-------- Material to process --------

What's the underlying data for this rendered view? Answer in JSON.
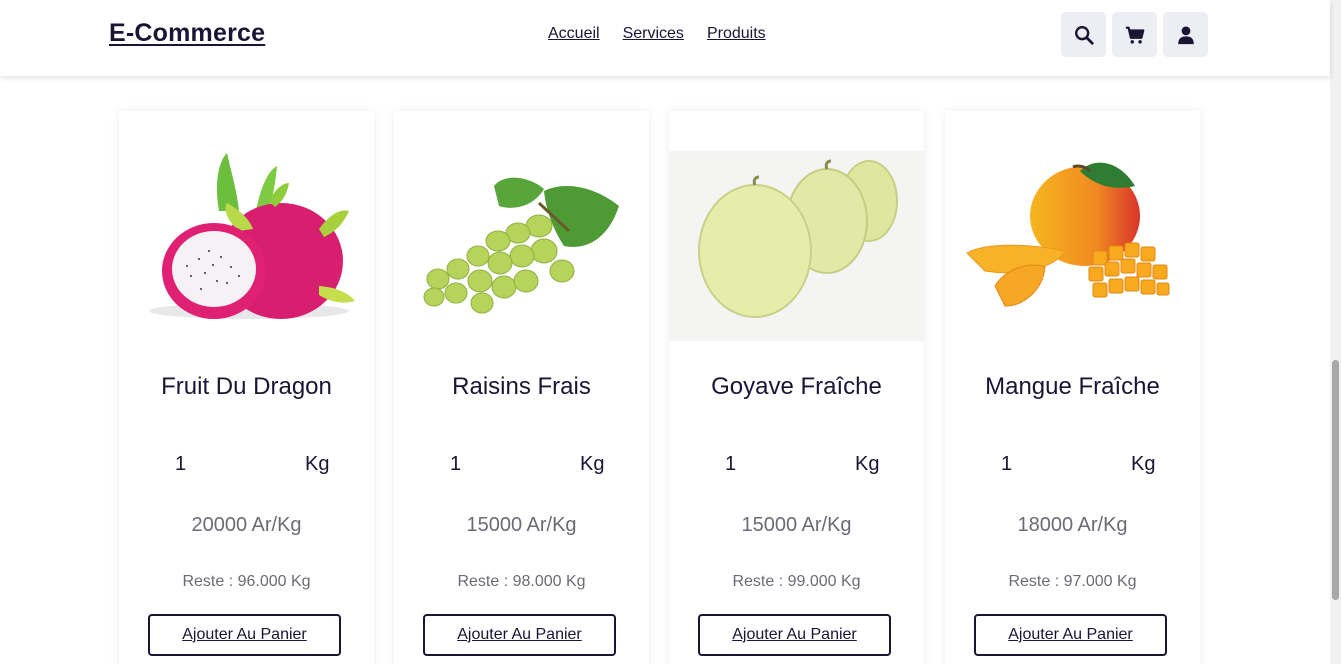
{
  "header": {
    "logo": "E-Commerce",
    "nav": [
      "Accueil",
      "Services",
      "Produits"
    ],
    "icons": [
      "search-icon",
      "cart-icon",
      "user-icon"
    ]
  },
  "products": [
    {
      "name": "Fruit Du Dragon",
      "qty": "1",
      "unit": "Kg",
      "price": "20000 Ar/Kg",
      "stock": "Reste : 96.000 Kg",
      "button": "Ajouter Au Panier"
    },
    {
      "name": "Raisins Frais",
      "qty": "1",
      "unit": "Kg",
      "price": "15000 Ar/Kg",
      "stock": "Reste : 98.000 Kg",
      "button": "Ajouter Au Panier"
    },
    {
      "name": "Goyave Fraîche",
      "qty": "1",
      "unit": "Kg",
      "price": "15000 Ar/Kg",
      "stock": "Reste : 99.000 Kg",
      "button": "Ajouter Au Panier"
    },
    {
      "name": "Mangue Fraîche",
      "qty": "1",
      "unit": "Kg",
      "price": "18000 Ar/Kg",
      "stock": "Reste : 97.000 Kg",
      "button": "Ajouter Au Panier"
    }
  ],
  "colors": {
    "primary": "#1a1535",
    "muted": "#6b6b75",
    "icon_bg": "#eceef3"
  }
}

--------

List every line above containing the word "Reste".

      "stock": "Reste : 96.000 Kg",
      "stock": "Reste : 98.000 Kg",
      "stock": "Reste : 99.000 Kg",
      "stock": "Reste : 97.000 Kg",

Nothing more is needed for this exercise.